───── Input material ─────
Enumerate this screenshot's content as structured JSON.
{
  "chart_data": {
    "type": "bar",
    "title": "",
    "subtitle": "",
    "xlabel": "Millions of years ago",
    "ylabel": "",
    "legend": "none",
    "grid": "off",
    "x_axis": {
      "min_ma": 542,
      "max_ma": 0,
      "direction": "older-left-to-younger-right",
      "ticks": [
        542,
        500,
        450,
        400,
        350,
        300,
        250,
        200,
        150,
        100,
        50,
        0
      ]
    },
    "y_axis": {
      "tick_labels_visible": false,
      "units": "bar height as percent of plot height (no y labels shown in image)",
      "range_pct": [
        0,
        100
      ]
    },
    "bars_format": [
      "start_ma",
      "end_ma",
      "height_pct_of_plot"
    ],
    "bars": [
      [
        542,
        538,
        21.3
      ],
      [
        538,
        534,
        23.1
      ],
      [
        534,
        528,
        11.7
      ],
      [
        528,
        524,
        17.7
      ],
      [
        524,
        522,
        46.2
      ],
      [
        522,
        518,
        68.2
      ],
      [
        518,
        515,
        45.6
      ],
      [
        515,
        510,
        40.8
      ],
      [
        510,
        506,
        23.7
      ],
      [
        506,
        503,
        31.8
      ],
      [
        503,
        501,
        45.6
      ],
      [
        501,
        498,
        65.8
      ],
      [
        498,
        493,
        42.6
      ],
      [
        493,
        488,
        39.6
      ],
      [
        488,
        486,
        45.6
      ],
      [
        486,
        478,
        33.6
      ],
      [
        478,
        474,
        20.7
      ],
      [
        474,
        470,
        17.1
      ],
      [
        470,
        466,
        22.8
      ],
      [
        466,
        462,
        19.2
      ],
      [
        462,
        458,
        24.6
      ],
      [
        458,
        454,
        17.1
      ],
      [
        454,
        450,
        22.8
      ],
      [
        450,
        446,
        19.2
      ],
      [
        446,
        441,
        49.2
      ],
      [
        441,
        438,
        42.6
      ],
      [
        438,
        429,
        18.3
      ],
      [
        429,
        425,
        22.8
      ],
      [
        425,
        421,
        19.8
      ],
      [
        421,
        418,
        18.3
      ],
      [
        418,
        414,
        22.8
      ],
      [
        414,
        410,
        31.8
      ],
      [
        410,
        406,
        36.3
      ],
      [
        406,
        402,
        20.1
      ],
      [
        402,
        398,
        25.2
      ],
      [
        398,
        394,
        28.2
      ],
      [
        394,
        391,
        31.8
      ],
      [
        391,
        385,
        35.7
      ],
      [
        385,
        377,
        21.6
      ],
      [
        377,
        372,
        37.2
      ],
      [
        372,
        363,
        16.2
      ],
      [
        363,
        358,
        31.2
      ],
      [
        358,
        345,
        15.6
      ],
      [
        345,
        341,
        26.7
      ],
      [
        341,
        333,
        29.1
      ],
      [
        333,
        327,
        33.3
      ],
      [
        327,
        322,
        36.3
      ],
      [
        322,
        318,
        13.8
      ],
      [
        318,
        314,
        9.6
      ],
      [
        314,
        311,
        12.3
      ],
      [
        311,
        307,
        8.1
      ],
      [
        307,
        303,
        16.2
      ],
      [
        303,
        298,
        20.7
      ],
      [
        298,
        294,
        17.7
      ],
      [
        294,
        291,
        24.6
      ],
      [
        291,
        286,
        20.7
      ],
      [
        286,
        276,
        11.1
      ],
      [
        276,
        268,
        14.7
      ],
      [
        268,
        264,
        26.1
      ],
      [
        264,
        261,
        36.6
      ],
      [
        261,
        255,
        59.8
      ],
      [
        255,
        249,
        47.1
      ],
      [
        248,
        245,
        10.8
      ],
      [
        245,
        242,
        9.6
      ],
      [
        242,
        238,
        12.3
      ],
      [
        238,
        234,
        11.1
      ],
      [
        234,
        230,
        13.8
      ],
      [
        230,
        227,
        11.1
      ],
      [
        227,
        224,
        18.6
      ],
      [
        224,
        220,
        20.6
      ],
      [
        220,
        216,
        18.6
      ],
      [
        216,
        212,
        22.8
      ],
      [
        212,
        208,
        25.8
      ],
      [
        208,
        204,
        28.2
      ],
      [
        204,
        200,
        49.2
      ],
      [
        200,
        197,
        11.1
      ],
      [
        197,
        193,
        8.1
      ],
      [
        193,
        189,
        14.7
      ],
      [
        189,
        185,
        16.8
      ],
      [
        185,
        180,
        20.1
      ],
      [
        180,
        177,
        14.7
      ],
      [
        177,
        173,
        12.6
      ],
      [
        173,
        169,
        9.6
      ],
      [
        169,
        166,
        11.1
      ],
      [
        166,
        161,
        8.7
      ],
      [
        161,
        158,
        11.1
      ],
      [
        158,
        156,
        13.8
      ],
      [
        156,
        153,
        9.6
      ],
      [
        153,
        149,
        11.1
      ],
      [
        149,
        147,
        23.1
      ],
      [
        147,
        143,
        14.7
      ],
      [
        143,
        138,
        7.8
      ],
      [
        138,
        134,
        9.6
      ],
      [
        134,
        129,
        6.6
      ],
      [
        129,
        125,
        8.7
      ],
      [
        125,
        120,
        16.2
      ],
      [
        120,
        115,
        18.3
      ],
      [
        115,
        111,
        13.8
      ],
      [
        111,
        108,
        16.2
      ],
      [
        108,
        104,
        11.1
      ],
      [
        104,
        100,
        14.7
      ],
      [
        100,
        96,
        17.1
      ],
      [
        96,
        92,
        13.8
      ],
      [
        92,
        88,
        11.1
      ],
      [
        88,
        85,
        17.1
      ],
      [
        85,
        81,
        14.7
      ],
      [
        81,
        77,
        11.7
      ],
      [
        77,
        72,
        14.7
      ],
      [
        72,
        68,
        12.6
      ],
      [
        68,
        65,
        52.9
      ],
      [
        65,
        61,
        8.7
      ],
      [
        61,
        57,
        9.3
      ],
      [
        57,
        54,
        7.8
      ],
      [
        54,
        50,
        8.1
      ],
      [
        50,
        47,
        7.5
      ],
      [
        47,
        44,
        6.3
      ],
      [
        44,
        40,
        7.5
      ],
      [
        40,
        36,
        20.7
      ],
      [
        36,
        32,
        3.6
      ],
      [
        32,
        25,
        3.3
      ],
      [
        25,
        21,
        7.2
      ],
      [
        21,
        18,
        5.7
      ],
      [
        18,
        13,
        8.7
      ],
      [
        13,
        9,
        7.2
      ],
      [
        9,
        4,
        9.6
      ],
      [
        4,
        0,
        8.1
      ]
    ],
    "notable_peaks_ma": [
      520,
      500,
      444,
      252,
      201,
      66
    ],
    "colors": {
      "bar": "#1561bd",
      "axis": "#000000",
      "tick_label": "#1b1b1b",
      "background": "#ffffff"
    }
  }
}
─────
** Exercise details **
Make a verbatim copy of every entry shown above.

** Response to the task **
Enumerate this screenshot's content as structured JSON.
{
  "chart_data": {
    "type": "bar",
    "title": "",
    "subtitle": "",
    "xlabel": "Millions of years ago",
    "ylabel": "",
    "legend": "none",
    "grid": "off",
    "x_axis": {
      "min_ma": 542,
      "max_ma": 0,
      "direction": "older-left-to-younger-right",
      "ticks": [
        542,
        500,
        450,
        400,
        350,
        300,
        250,
        200,
        150,
        100,
        50,
        0
      ]
    },
    "y_axis": {
      "tick_labels_visible": false,
      "units": "bar height as percent of plot height (no y labels shown in image)",
      "range_pct": [
        0,
        100
      ]
    },
    "bars_format": [
      "start_ma",
      "end_ma",
      "height_pct_of_plot"
    ],
    "bars": [
      [
        542,
        538,
        21.3
      ],
      [
        538,
        534,
        23.1
      ],
      [
        534,
        528,
        11.7
      ],
      [
        528,
        524,
        17.7
      ],
      [
        524,
        522,
        46.2
      ],
      [
        522,
        518,
        68.2
      ],
      [
        518,
        515,
        45.6
      ],
      [
        515,
        510,
        40.8
      ],
      [
        510,
        506,
        23.7
      ],
      [
        506,
        503,
        31.8
      ],
      [
        503,
        501,
        45.6
      ],
      [
        501,
        498,
        65.8
      ],
      [
        498,
        493,
        42.6
      ],
      [
        493,
        488,
        39.6
      ],
      [
        488,
        486,
        45.6
      ],
      [
        486,
        478,
        33.6
      ],
      [
        478,
        474,
        20.7
      ],
      [
        474,
        470,
        17.1
      ],
      [
        470,
        466,
        22.8
      ],
      [
        466,
        462,
        19.2
      ],
      [
        462,
        458,
        24.6
      ],
      [
        458,
        454,
        17.1
      ],
      [
        454,
        450,
        22.8
      ],
      [
        450,
        446,
        19.2
      ],
      [
        446,
        441,
        49.2
      ],
      [
        441,
        438,
        42.6
      ],
      [
        438,
        429,
        18.3
      ],
      [
        429,
        425,
        22.8
      ],
      [
        425,
        421,
        19.8
      ],
      [
        421,
        418,
        18.3
      ],
      [
        418,
        414,
        22.8
      ],
      [
        414,
        410,
        31.8
      ],
      [
        410,
        406,
        36.3
      ],
      [
        406,
        402,
        20.1
      ],
      [
        402,
        398,
        25.2
      ],
      [
        398,
        394,
        28.2
      ],
      [
        394,
        391,
        31.8
      ],
      [
        391,
        385,
        35.7
      ],
      [
        385,
        377,
        21.6
      ],
      [
        377,
        372,
        37.2
      ],
      [
        372,
        363,
        16.2
      ],
      [
        363,
        358,
        31.2
      ],
      [
        358,
        345,
        15.6
      ],
      [
        345,
        341,
        26.7
      ],
      [
        341,
        333,
        29.1
      ],
      [
        333,
        327,
        33.3
      ],
      [
        327,
        322,
        36.3
      ],
      [
        322,
        318,
        13.8
      ],
      [
        318,
        314,
        9.6
      ],
      [
        314,
        311,
        12.3
      ],
      [
        311,
        307,
        8.1
      ],
      [
        307,
        303,
        16.2
      ],
      [
        303,
        298,
        20.7
      ],
      [
        298,
        294,
        17.7
      ],
      [
        294,
        291,
        24.6
      ],
      [
        291,
        286,
        20.7
      ],
      [
        286,
        276,
        11.1
      ],
      [
        276,
        268,
        14.7
      ],
      [
        268,
        264,
        26.1
      ],
      [
        264,
        261,
        36.6
      ],
      [
        261,
        255,
        59.8
      ],
      [
        255,
        249,
        47.1
      ],
      [
        248,
        245,
        10.8
      ],
      [
        245,
        242,
        9.6
      ],
      [
        242,
        238,
        12.3
      ],
      [
        238,
        234,
        11.1
      ],
      [
        234,
        230,
        13.8
      ],
      [
        230,
        227,
        11.1
      ],
      [
        227,
        224,
        18.6
      ],
      [
        224,
        220,
        20.6
      ],
      [
        220,
        216,
        18.6
      ],
      [
        216,
        212,
        22.8
      ],
      [
        212,
        208,
        25.8
      ],
      [
        208,
        204,
        28.2
      ],
      [
        204,
        200,
        49.2
      ],
      [
        200,
        197,
        11.1
      ],
      [
        197,
        193,
        8.1
      ],
      [
        193,
        189,
        14.7
      ],
      [
        189,
        185,
        16.8
      ],
      [
        185,
        180,
        20.1
      ],
      [
        180,
        177,
        14.7
      ],
      [
        177,
        173,
        12.6
      ],
      [
        173,
        169,
        9.6
      ],
      [
        169,
        166,
        11.1
      ],
      [
        166,
        161,
        8.7
      ],
      [
        161,
        158,
        11.1
      ],
      [
        158,
        156,
        13.8
      ],
      [
        156,
        153,
        9.6
      ],
      [
        153,
        149,
        11.1
      ],
      [
        149,
        147,
        23.1
      ],
      [
        147,
        143,
        14.7
      ],
      [
        143,
        138,
        7.8
      ],
      [
        138,
        134,
        9.6
      ],
      [
        134,
        129,
        6.6
      ],
      [
        129,
        125,
        8.7
      ],
      [
        125,
        120,
        16.2
      ],
      [
        120,
        115,
        18.3
      ],
      [
        115,
        111,
        13.8
      ],
      [
        111,
        108,
        16.2
      ],
      [
        108,
        104,
        11.1
      ],
      [
        104,
        100,
        14.7
      ],
      [
        100,
        96,
        17.1
      ],
      [
        96,
        92,
        13.8
      ],
      [
        92,
        88,
        11.1
      ],
      [
        88,
        85,
        17.1
      ],
      [
        85,
        81,
        14.7
      ],
      [
        81,
        77,
        11.7
      ],
      [
        77,
        72,
        14.7
      ],
      [
        72,
        68,
        12.6
      ],
      [
        68,
        65,
        52.9
      ],
      [
        65,
        61,
        8.7
      ],
      [
        61,
        57,
        9.3
      ],
      [
        57,
        54,
        7.8
      ],
      [
        54,
        50,
        8.1
      ],
      [
        50,
        47,
        7.5
      ],
      [
        47,
        44,
        6.3
      ],
      [
        44,
        40,
        7.5
      ],
      [
        40,
        36,
        20.7
      ],
      [
        36,
        32,
        3.6
      ],
      [
        32,
        25,
        3.3
      ],
      [
        25,
        21,
        7.2
      ],
      [
        21,
        18,
        5.7
      ],
      [
        18,
        13,
        8.7
      ],
      [
        13,
        9,
        7.2
      ],
      [
        9,
        4,
        9.6
      ],
      [
        4,
        0,
        8.1
      ]
    ],
    "notable_peaks_ma": [
      520,
      500,
      444,
      252,
      201,
      66
    ],
    "colors": {
      "bar": "#1561bd",
      "axis": "#000000",
      "tick_label": "#1b1b1b",
      "background": "#ffffff"
    }
  }
}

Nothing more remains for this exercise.